* _Written exercise_
Transcribe the records that follow, preserving every word.

#### Records for processing ####

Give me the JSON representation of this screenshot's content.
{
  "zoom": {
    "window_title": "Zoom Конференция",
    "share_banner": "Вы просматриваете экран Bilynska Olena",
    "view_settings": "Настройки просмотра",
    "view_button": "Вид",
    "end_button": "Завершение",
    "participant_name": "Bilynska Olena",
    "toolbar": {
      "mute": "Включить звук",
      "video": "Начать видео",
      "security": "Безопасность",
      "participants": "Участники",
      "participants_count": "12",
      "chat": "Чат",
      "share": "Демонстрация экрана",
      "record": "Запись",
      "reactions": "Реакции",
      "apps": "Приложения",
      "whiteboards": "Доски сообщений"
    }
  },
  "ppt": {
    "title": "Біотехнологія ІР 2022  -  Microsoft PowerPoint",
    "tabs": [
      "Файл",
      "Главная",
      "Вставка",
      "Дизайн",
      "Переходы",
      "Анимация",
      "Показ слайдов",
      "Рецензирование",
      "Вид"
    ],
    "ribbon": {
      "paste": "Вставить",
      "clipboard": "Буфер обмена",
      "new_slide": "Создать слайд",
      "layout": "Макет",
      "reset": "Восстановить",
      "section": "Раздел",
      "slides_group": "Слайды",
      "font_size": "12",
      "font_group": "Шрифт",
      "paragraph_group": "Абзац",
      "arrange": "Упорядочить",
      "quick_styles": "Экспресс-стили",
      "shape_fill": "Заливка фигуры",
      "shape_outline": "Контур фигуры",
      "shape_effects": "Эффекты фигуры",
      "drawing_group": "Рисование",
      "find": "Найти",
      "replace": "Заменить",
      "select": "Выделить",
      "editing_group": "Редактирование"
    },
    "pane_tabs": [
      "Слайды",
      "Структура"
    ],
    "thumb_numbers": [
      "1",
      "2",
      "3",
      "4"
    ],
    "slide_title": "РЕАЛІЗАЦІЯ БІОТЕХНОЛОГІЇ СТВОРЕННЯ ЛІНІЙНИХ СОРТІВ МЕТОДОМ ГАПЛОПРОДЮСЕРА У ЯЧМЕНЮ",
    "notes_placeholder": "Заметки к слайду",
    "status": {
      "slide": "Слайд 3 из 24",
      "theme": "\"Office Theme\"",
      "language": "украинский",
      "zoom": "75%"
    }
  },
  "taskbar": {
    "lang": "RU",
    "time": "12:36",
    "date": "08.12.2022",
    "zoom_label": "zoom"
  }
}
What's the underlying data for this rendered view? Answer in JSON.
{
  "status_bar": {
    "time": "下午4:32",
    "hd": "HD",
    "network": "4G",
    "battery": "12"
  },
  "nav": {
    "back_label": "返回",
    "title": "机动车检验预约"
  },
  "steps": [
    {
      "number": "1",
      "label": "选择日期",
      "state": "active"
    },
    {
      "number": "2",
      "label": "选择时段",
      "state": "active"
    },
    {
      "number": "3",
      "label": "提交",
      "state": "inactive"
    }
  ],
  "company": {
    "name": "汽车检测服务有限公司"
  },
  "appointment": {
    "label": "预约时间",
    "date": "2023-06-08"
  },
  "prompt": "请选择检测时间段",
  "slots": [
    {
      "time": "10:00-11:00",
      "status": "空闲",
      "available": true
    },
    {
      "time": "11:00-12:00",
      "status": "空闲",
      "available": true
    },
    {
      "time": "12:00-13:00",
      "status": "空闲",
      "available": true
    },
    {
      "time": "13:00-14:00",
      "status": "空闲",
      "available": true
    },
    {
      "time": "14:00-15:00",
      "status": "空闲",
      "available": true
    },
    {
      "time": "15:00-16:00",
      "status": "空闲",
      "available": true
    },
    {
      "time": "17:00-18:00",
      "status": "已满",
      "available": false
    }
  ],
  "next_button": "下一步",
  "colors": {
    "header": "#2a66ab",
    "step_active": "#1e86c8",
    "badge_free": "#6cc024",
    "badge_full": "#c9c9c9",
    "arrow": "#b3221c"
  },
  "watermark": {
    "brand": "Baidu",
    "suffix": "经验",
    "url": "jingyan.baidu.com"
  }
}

####

* _Solution_
Give me the JSON representation of this screenshot's content.
{
  "zoom": {
    "window_title": "Zoom Конференция",
    "share_banner": "Вы просматриваете экран Bilynska Olena",
    "view_settings": "Настройки просмотра",
    "view_button": "Вид",
    "end_button": "Завершение",
    "participant_name": "Bilynska Olena",
    "toolbar": {
      "mute": "Включить звук",
      "video": "Начать видео",
      "security": "Безопасность",
      "participants": "Участники",
      "participants_count": "12",
      "chat": "Чат",
      "share": "Демонстрация экрана",
      "record": "Запись",
      "reactions": "Реакции",
      "apps": "Приложения",
      "whiteboards": "Доски сообщений"
    }
  },
  "ppt": {
    "title": "Біотехнологія ІР 2022  -  Microsoft PowerPoint",
    "tabs": [
      "Файл",
      "Главная",
      "Вставка",
      "Дизайн",
      "Переходы",
      "Анимация",
      "Показ слайдов",
      "Рецензирование",
      "Вид"
    ],
    "ribbon": {
      "paste": "Вставить",
      "clipboard": "Буфер обмена",
      "new_slide": "Создать слайд",
      "layout": "Макет",
      "reset": "Восстановить",
      "section": "Раздел",
      "slides_group": "Слайды",
      "font_size": "12",
      "font_group": "Шрифт",
      "paragraph_group": "Абзац",
      "arrange": "Упорядочить",
      "quick_styles": "Экспресс-стили",
      "shape_fill": "Заливка фигуры",
      "shape_outline": "Контур фигуры",
      "shape_effects": "Эффекты фигуры",
      "drawing_group": "Рисование",
      "find": "Найти",
      "replace": "Заменить",
      "select": "Выделить",
      "editing_group": "Редактирование"
    },
    "pane_tabs": [
      "Слайды",
      "Структура"
    ],
    "thumb_numbers": [
      "1",
      "2",
      "3",
      "4"
    ],
    "slide_title": "РЕАЛІЗАЦІЯ БІОТЕХНОЛОГІЇ СТВОРЕННЯ ЛІНІЙНИХ СОРТІВ МЕТОДОМ ГАПЛОПРОДЮСЕРА У ЯЧМЕНЮ",
    "notes_placeholder": "Заметки к слайду",
    "status": {
      "slide": "Слайд 3 из 24",
      "theme": "\"Office Theme\"",
      "language": "украинский",
      "zoom": "75%"
    }
  },
  "taskbar": {
    "lang": "RU",
    "time": "12:36",
    "date": "08.12.2022",
    "zoom_label": "zoom"
  }
}
What's the underlying data for this rendered view? Answer in JSON.
{
  "status_bar": {
    "time": "下午4:32",
    "hd": "HD",
    "network": "4G",
    "battery": "12"
  },
  "nav": {
    "back_label": "返回",
    "title": "机动车检验预约"
  },
  "steps": [
    {
      "number": "1",
      "label": "选择日期",
      "state": "active"
    },
    {
      "number": "2",
      "label": "选择时段",
      "state": "active"
    },
    {
      "number": "3",
      "label": "提交",
      "state": "inactive"
    }
  ],
  "company": {
    "name": "汽车检测服务有限公司"
  },
  "appointment": {
    "label": "预约时间",
    "date": "2023-06-08"
  },
  "prompt": "请选择检测时间段",
  "slots": [
    {
      "time": "10:00-11:00",
      "status": "空闲",
      "available": true
    },
    {
      "time": "11:00-12:00",
      "status": "空闲",
      "available": true
    },
    {
      "time": "12:00-13:00",
      "status": "空闲",
      "available": true
    },
    {
      "time": "13:00-14:00",
      "status": "空闲",
      "available": true
    },
    {
      "time": "14:00-15:00",
      "status": "空闲",
      "available": true
    },
    {
      "time": "15:00-16:00",
      "status": "空闲",
      "available": true
    },
    {
      "time": "17:00-18:00",
      "status": "已满",
      "available": false
    }
  ],
  "next_button": "下一步",
  "colors": {
    "header": "#2a66ab",
    "step_active": "#1e86c8",
    "badge_free": "#6cc024",
    "badge_full": "#c9c9c9",
    "arrow": "#b3221c"
  },
  "watermark": {
    "brand": "Baidu",
    "suffix": "经验",
    "url": "jingyan.baidu.com"
  }
}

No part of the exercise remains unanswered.